** Exercise description **
Look through the listing below and report how many lines contain "year", as a bare number.

** Data provided **
○ ○ ○ ○
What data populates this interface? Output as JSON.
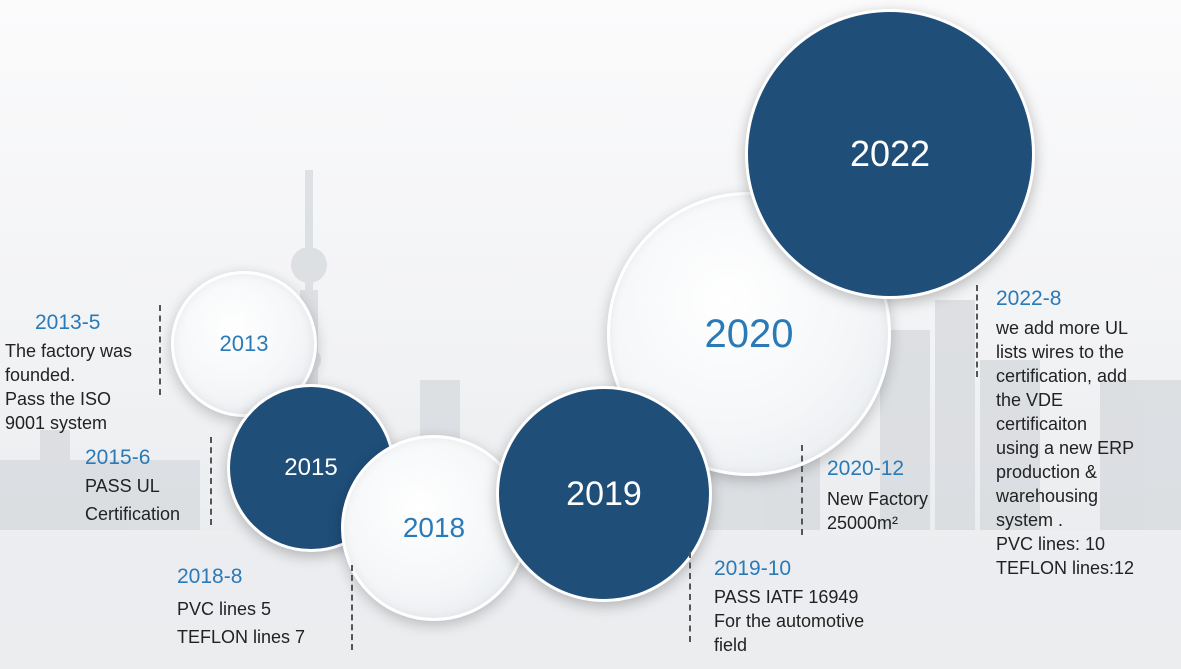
{
  "milestones": [
    {
      "year": "2013",
      "date": "2013-5",
      "text": "The factory was\nfounded.\nPass the ISO\n9001 system"
    },
    {
      "year": "2015",
      "date": "2015-6",
      "text": "PASS UL\nCertification"
    },
    {
      "year": "2018",
      "date": "2018-8",
      "text": "PVC lines 5\nTEFLON lines 7"
    },
    {
      "year": "2019",
      "date": "2019-10",
      "text": "PASS IATF 16949\nFor the automotive\nfield"
    },
    {
      "year": "2020",
      "date": "2020-12",
      "text": "New Factory\n25000m²"
    },
    {
      "year": "2022",
      "date": "2022-8",
      "text": "we add more UL\nlists wires to the\ncertification, add\nthe VDE\ncertificaiton\nusing a new ERP\nproduction &\nwarehousing\nsystem .\nPVC lines: 10\nTEFLON lines:12"
    }
  ],
  "colors": {
    "dark_circle": "#1f4e79",
    "accent_text": "#2a7ab8"
  }
}
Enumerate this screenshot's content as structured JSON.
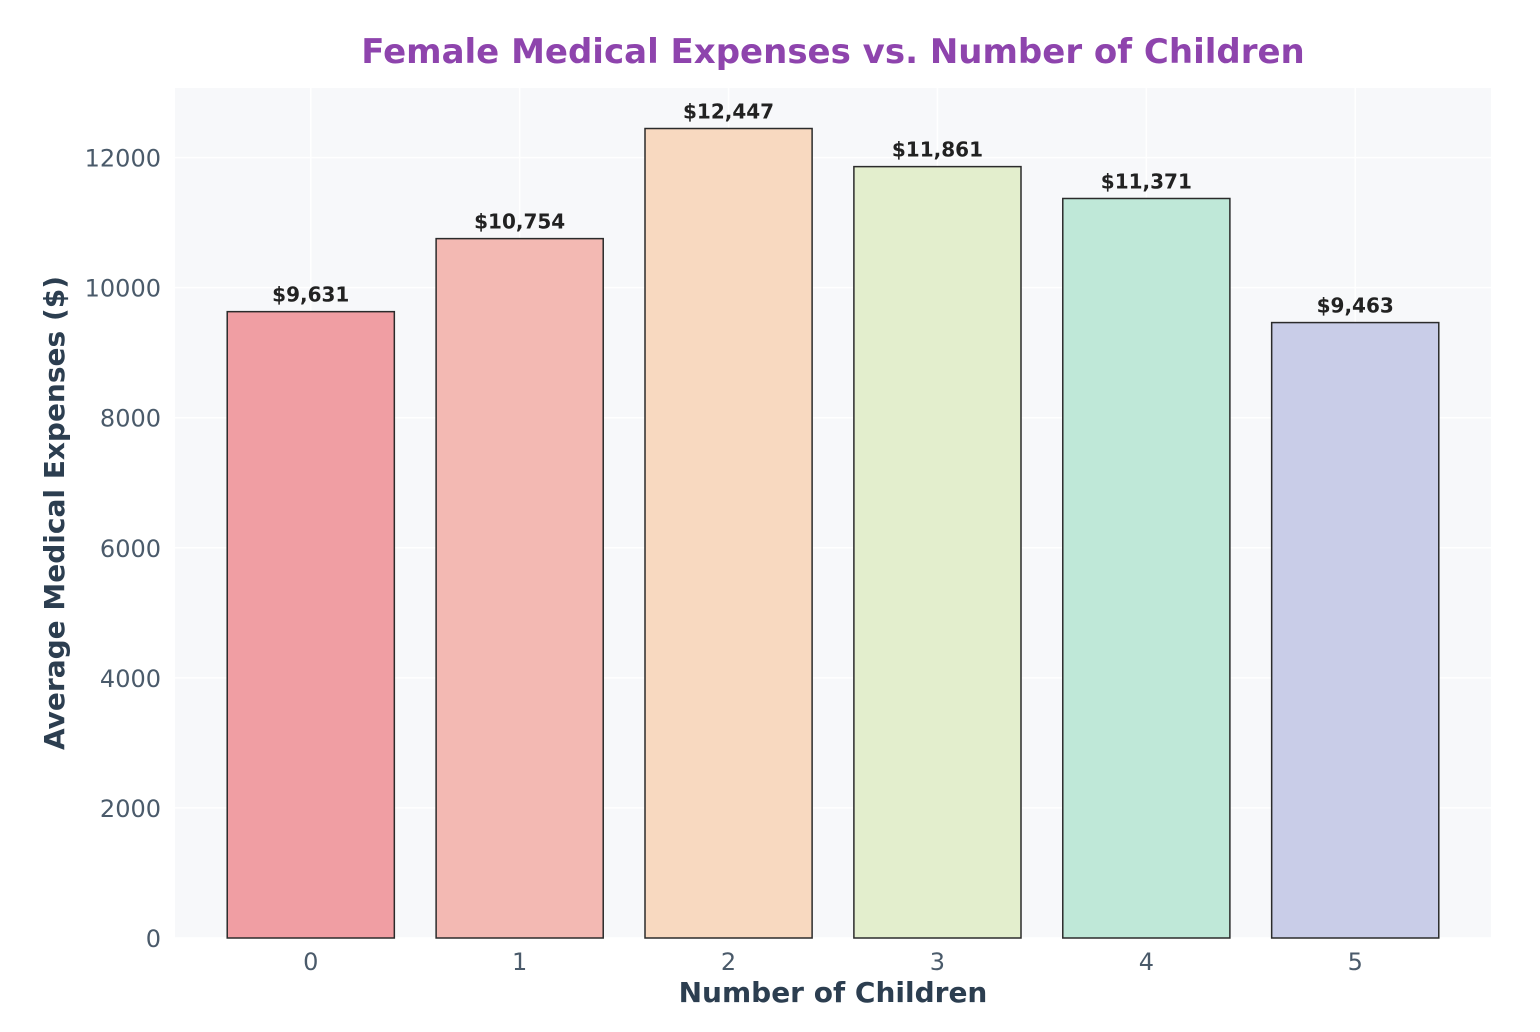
{
  "chart_data": {
    "type": "bar",
    "title": "Female Medical Expenses vs. Number of Children",
    "xlabel": "Number of Children",
    "ylabel": "Average Medical Expenses ($)",
    "categories": [
      "0",
      "1",
      "2",
      "3",
      "4",
      "5"
    ],
    "values": [
      9631,
      10754,
      12447,
      11861,
      11371,
      9463
    ],
    "value_labels": [
      "$9,631",
      "$10,754",
      "$12,447",
      "$11,861",
      "$11,371",
      "$9,463"
    ],
    "ylim": [
      0,
      13070
    ],
    "yticks": [
      0,
      2000,
      4000,
      6000,
      8000,
      10000,
      12000
    ],
    "ytick_labels": [
      "0",
      "2000",
      "4000",
      "6000",
      "8000",
      "10000",
      "12000"
    ],
    "bar_colors": [
      "#f09ea3",
      "#f3b9b3",
      "#f8d9c0",
      "#e3eecd",
      "#bfe8d8",
      "#c9cde8"
    ],
    "bar_edge_color": "#2b2b2b",
    "plot_background": "#f7f8fa",
    "title_color": "#8e44ad",
    "grid": true
  }
}
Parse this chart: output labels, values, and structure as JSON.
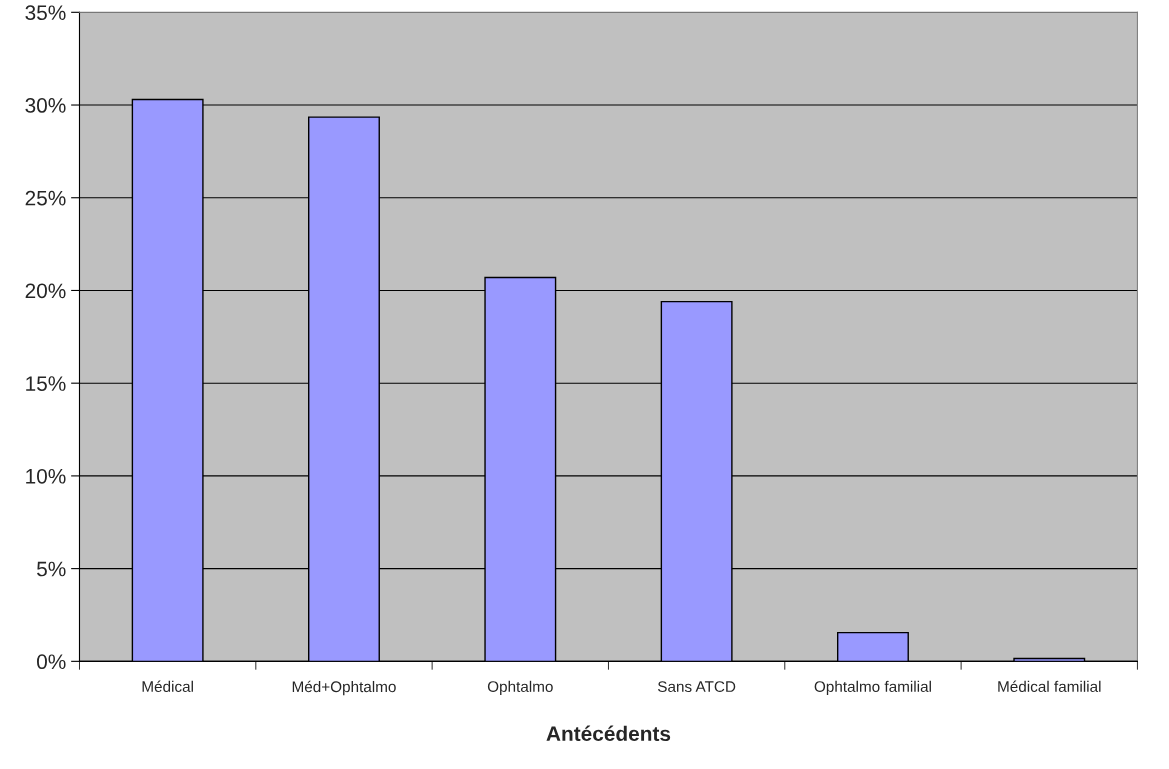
{
  "chart_data": {
    "type": "bar",
    "xlabel": "Antécédents",
    "categories": [
      "Médical",
      "Méd+Ophtalmo",
      "Ophtalmo",
      "Sans ATCD",
      "Ophtalmo familial",
      "Médical familial"
    ],
    "values": [
      30.3,
      29.35,
      20.7,
      19.4,
      1.55,
      0.15
    ],
    "color": "#9999ff",
    "ylim": [
      0,
      35
    ],
    "yticks": [
      {
        "value": 0,
        "label": "0%"
      },
      {
        "value": 5,
        "label": "5%"
      },
      {
        "value": 10,
        "label": "10%"
      },
      {
        "value": 15,
        "label": "15%"
      },
      {
        "value": 20,
        "label": "20%"
      },
      {
        "value": 25,
        "label": "25%"
      },
      {
        "value": 30,
        "label": "30%"
      },
      {
        "value": 35,
        "label": "35%"
      }
    ],
    "grid": "y",
    "legend": false
  }
}
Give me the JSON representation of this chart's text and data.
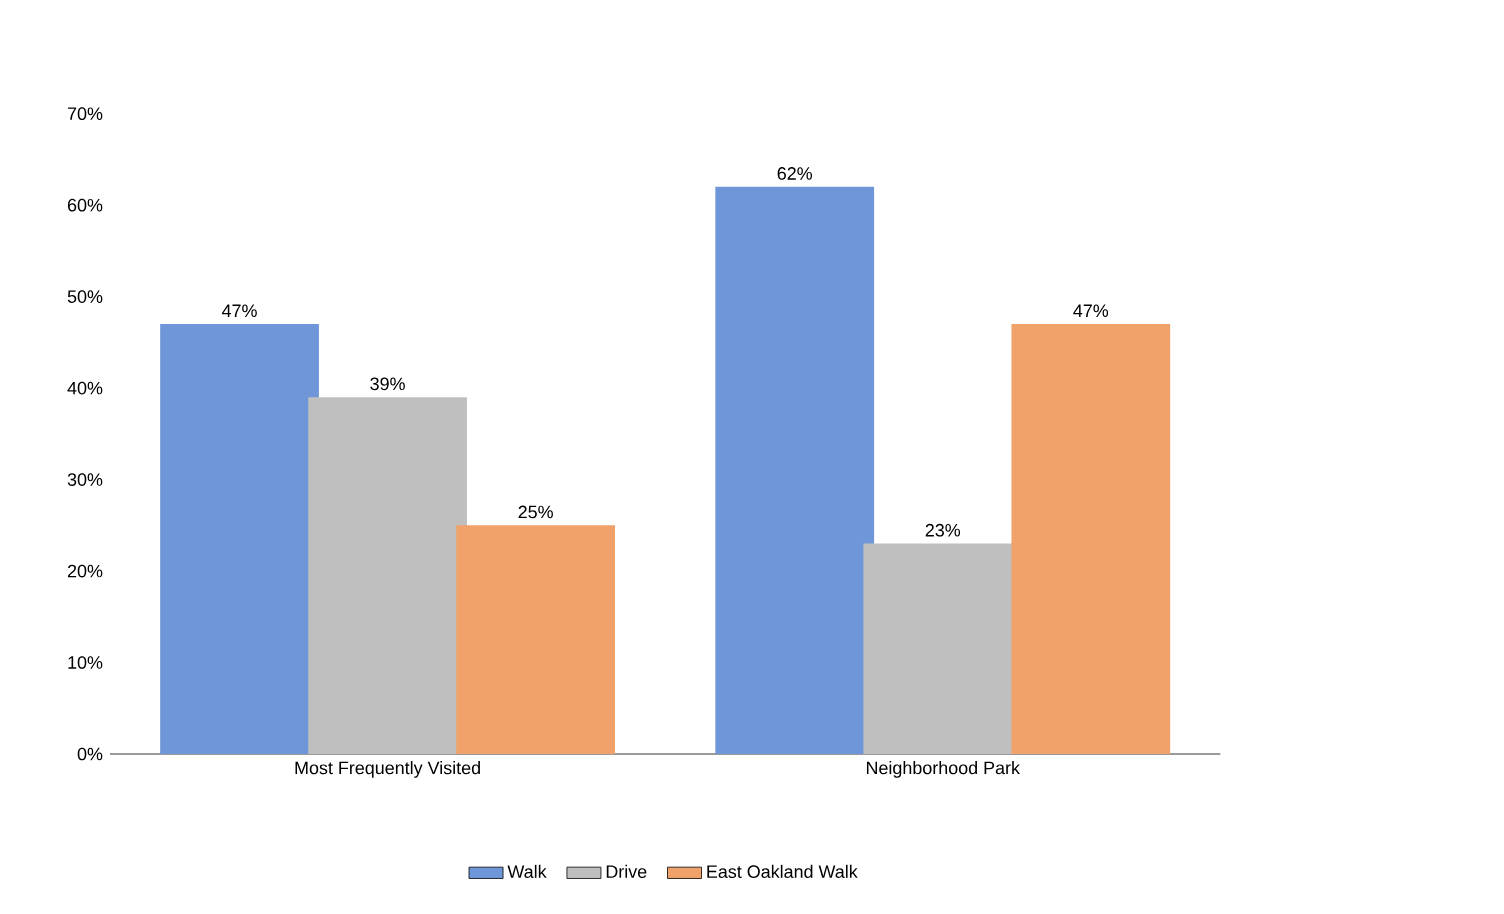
{
  "chart_data": {
    "type": "bar",
    "categories": [
      "Most Frequently Visited",
      "Neighborhood Park"
    ],
    "series": [
      {
        "name": "Walk",
        "color": "#6f96d8",
        "values": [
          47,
          62
        ],
        "value_labels": [
          "47%",
          "62%"
        ]
      },
      {
        "name": "Drive",
        "color": "#bfbfbf",
        "values": [
          39,
          23
        ],
        "value_labels": [
          "39%",
          "23%"
        ]
      },
      {
        "name": "East Oakland Walk",
        "color": "#f0a26a",
        "values": [
          25,
          47
        ],
        "value_labels": [
          "25%",
          "47%"
        ]
      }
    ],
    "ylim": [
      0,
      70
    ],
    "yticks": [
      {
        "value": 0,
        "label": "0%"
      },
      {
        "value": 10,
        "label": "10%"
      },
      {
        "value": 20,
        "label": "20%"
      },
      {
        "value": 30,
        "label": "30%"
      },
      {
        "value": 40,
        "label": "40%"
      },
      {
        "value": 50,
        "label": "50%"
      },
      {
        "value": 60,
        "label": "60%"
      },
      {
        "value": 70,
        "label": "70%"
      }
    ],
    "grid": false,
    "legend": "bottom"
  }
}
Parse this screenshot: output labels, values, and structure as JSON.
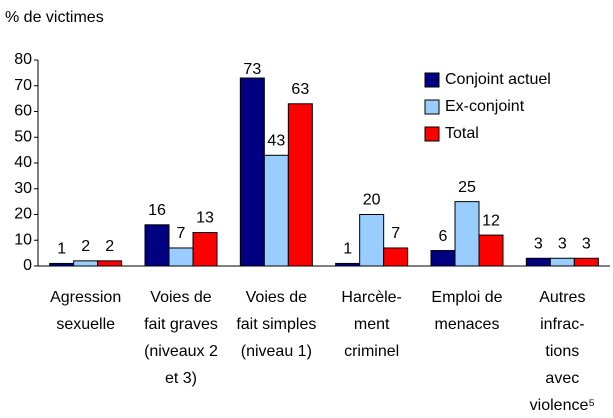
{
  "chart_data": {
    "type": "bar",
    "axis_title": "% de victimes",
    "categories": [
      [
        "Agression",
        "sexuelle"
      ],
      [
        "Voies de",
        "fait graves",
        "(niveaux 2",
        "et 3)"
      ],
      [
        "Voies de",
        "fait simples",
        "(niveau 1)"
      ],
      [
        "Harcèle-",
        "ment",
        "criminel"
      ],
      [
        "Emploi de",
        "menaces"
      ],
      [
        "Autres",
        "infrac-",
        "tions",
        "avec",
        "violence⁵"
      ]
    ],
    "series": [
      {
        "name": "Conjoint actuel",
        "color": "#000080",
        "values": [
          1,
          16,
          73,
          1,
          6,
          3
        ]
      },
      {
        "name": "Ex-conjoint",
        "color": "#99ccff",
        "values": [
          2,
          7,
          43,
          20,
          25,
          3
        ]
      },
      {
        "name": "Total",
        "color": "#ff0000",
        "values": [
          2,
          13,
          63,
          7,
          12,
          3
        ]
      }
    ],
    "ylim": [
      0,
      80
    ],
    "yticks": [
      0,
      10,
      20,
      30,
      40,
      50,
      60,
      70,
      80
    ],
    "legend": "top-right"
  }
}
○ ○ ○ ○
** Response to the exercise **
6